[Dataset excerpt]

───

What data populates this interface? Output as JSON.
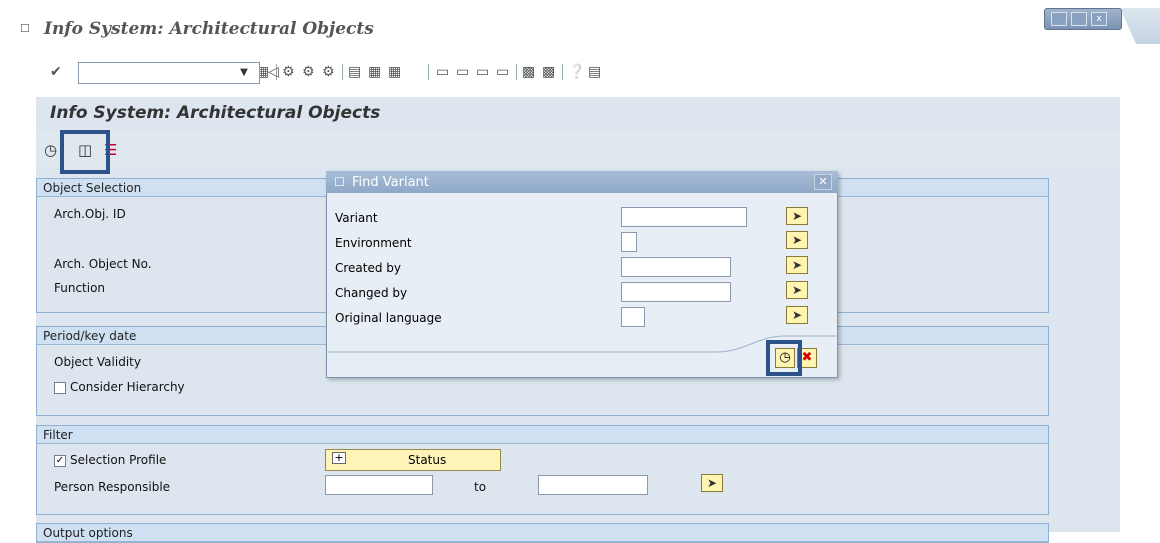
{
  "window": {
    "title": "Info System: Architectural Objects",
    "title_icon": "exit-icon"
  },
  "toolbar": {
    "command_field_value": "",
    "icons": [
      "enter-icon",
      "save-icon",
      "back-icon",
      "exit-icon",
      "cancel-icon",
      "print-icon",
      "find-icon",
      "find-next-icon",
      "first-page-icon",
      "previous-page-icon",
      "next-page-icon",
      "last-page-icon",
      "create-session-icon",
      "shortcut-icon",
      "help-icon",
      "customize-layout-icon"
    ]
  },
  "screen": {
    "title": "Info System: Architectural Objects",
    "app_toolbar": [
      "execute-icon",
      "get-variant-icon",
      "dynamic-selections-icon"
    ]
  },
  "groups": {
    "object_selection": {
      "title": "Object Selection",
      "fields": [
        "Arch.Obj. ID",
        "Arch. Object No.",
        "Function"
      ]
    },
    "period": {
      "title": "Period/key date",
      "object_validity": "Object Validity",
      "consider_hierarchy": "Consider Hierarchy",
      "consider_hierarchy_checked": false
    },
    "filter": {
      "title": "Filter",
      "selection_profile": "Selection Profile",
      "selection_profile_checked": true,
      "status_button": "Status",
      "person_responsible": "Person Responsible",
      "to_label": "to"
    },
    "output": {
      "title": "Output options"
    }
  },
  "dialog": {
    "title": "Find Variant",
    "fields": [
      {
        "label": "Variant",
        "value": ""
      },
      {
        "label": "Environment",
        "value": ""
      },
      {
        "label": "Created by",
        "value": ""
      },
      {
        "label": "Changed by",
        "value": ""
      },
      {
        "label": "Original language",
        "value": ""
      }
    ]
  },
  "colors": {
    "screen_bg": "#dde6ef",
    "highlight": "#2b5289",
    "button_yellow": "#fff5b0"
  }
}
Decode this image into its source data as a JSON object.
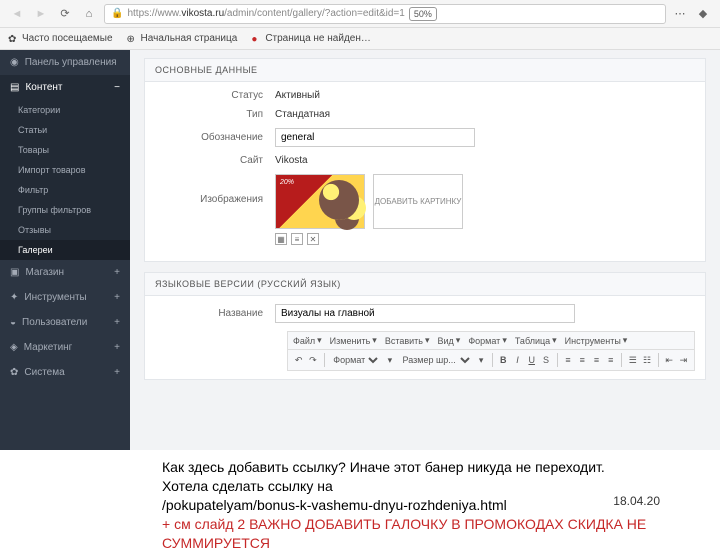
{
  "browser": {
    "url_prefix": "https://www.",
    "url_domain": "vikosta.ru",
    "url_path": "/admin/content/gallery/?action=edit&id=1",
    "zoom": "50%"
  },
  "bookmarks": {
    "frequent": "Часто посещаемые",
    "home": "Начальная страница",
    "notfound": "Страница не найден…"
  },
  "sidebar": {
    "dashboard": "Панель управления",
    "content": "Контент",
    "categories": "Категории",
    "articles": "Статьи",
    "goods": "Товары",
    "import": "Импорт товаров",
    "filter": "Фильтр",
    "filtergroups": "Группы фильтров",
    "reviews": "Отзывы",
    "galleries": "Галереи",
    "shop": "Магазин",
    "tools": "Инструменты",
    "users": "Пользователи",
    "marketing": "Маркетинг",
    "system": "Система"
  },
  "panel1": {
    "title": "ОСНОВНЫЕ ДАННЫЕ",
    "status_label": "Статус",
    "status_value": "Активный",
    "type_label": "Тип",
    "type_value": "Стандатная",
    "slug_label": "Обозначение",
    "slug_value": "general",
    "site_label": "Сайт",
    "site_value": "Vikosta",
    "images_label": "Изображения",
    "banner_discount": "20%",
    "add_image": "ДОБАВИТЬ КАРТИНКУ"
  },
  "panel2": {
    "title": "ЯЗЫКОВЫЕ ВЕРСИИ (РУССКИЙ ЯЗЫК)",
    "name_label": "Название",
    "name_value": "Визуалы на главной",
    "menu": {
      "file": "Файл",
      "edit": "Изменить",
      "insert": "Вставить",
      "view": "Вид",
      "format": "Формат",
      "table": "Таблица",
      "tools": "Инструменты"
    },
    "format_sel": "Формат",
    "size_sel": "Размер шр..."
  },
  "annotation": {
    "line1": "Как здесь добавить ссылку? Иначе этот банер никуда не переходит.",
    "line2": " Хотела сделать ссылку на",
    "line3": "/pokupatelyam/bonus-k-vashemu-dnyu-rozhdeniya.html",
    "line4a": "+ см слайд 2 ",
    "line4b": "ВАЖНО ДОБАВИТЬ ГАЛОЧКУ В ПРОМОКОДАХ СКИДКА НЕ СУММИРУЕТСЯ",
    "date": "18.04.20"
  }
}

───

Transcribe the full listing above exactly, with the images removed.

What data populates this interface? Output as JSON.
{
  "window": {
    "title": "Info System: Architectural Objects",
    "title_icon": "exit-icon"
  },
  "toolbar": {
    "command_field_value": "",
    "icons": [
      "enter-icon",
      "save-icon",
      "back-icon",
      "exit-icon",
      "cancel-icon",
      "print-icon",
      "find-icon",
      "find-next-icon",
      "first-page-icon",
      "previous-page-icon",
      "next-page-icon",
      "last-page-icon",
      "create-session-icon",
      "shortcut-icon",
      "help-icon",
      "customize-layout-icon"
    ]
  },
  "screen": {
    "title": "Info System: Architectural Objects",
    "app_toolbar": [
      "execute-icon",
      "get-variant-icon",
      "dynamic-selections-icon"
    ]
  },
  "groups": {
    "object_selection": {
      "title": "Object Selection",
      "fields": [
        "Arch.Obj. ID",
        "Arch. Object No.",
        "Function"
      ]
    },
    "period": {
      "title": "Period/key date",
      "object_validity": "Object Validity",
      "consider_hierarchy": "Consider Hierarchy",
      "consider_hierarchy_checked": false
    },
    "filter": {
      "title": "Filter",
      "selection_profile": "Selection Profile",
      "selection_profile_checked": true,
      "status_button": "Status",
      "person_responsible": "Person Responsible",
      "to_label": "to"
    },
    "output": {
      "title": "Output options"
    }
  },
  "dialog": {
    "title": "Find Variant",
    "fields": [
      {
        "label": "Variant",
        "value": ""
      },
      {
        "label": "Environment",
        "value": ""
      },
      {
        "label": "Created by",
        "value": ""
      },
      {
        "label": "Changed by",
        "value": ""
      },
      {
        "label": "Original language",
        "value": ""
      }
    ]
  },
  "colors": {
    "screen_bg": "#dde6ef",
    "highlight": "#2b5289",
    "button_yellow": "#fff5b0"
  }
}
Decode this image into its source data as a JSON object.
{
  "browser": {
    "url_prefix": "https://www.",
    "url_domain": "vikosta.ru",
    "url_path": "/admin/content/gallery/?action=edit&id=1",
    "zoom": "50%"
  },
  "bookmarks": {
    "frequent": "Часто посещаемые",
    "home": "Начальная страница",
    "notfound": "Страница не найден…"
  },
  "sidebar": {
    "dashboard": "Панель управления",
    "content": "Контент",
    "categories": "Категории",
    "articles": "Статьи",
    "goods": "Товары",
    "import": "Импорт товаров",
    "filter": "Фильтр",
    "filtergroups": "Группы фильтров",
    "reviews": "Отзывы",
    "galleries": "Галереи",
    "shop": "Магазин",
    "tools": "Инструменты",
    "users": "Пользователи",
    "marketing": "Маркетинг",
    "system": "Система"
  },
  "panel1": {
    "title": "ОСНОВНЫЕ ДАННЫЕ",
    "status_label": "Статус",
    "status_value": "Активный",
    "type_label": "Тип",
    "type_value": "Стандатная",
    "slug_label": "Обозначение",
    "slug_value": "general",
    "site_label": "Сайт",
    "site_value": "Vikosta",
    "images_label": "Изображения",
    "banner_discount": "20%",
    "add_image": "ДОБАВИТЬ КАРТИНКУ"
  },
  "panel2": {
    "title": "ЯЗЫКОВЫЕ ВЕРСИИ (РУССКИЙ ЯЗЫК)",
    "name_label": "Название",
    "name_value": "Визуалы на главной",
    "menu": {
      "file": "Файл",
      "edit": "Изменить",
      "insert": "Вставить",
      "view": "Вид",
      "format": "Формат",
      "table": "Таблица",
      "tools": "Инструменты"
    },
    "format_sel": "Формат",
    "size_sel": "Размер шр..."
  },
  "annotation": {
    "line1": "Как здесь добавить ссылку? Иначе этот банер никуда не переходит.",
    "line2": " Хотела сделать ссылку на",
    "line3": "/pokupatelyam/bonus-k-vashemu-dnyu-rozhdeniya.html",
    "line4a": "+ см слайд 2 ",
    "line4b": "ВАЖНО ДОБАВИТЬ ГАЛОЧКУ В ПРОМОКОДАХ СКИДКА НЕ СУММИРУЕТСЯ",
    "date": "18.04.20"
  }
}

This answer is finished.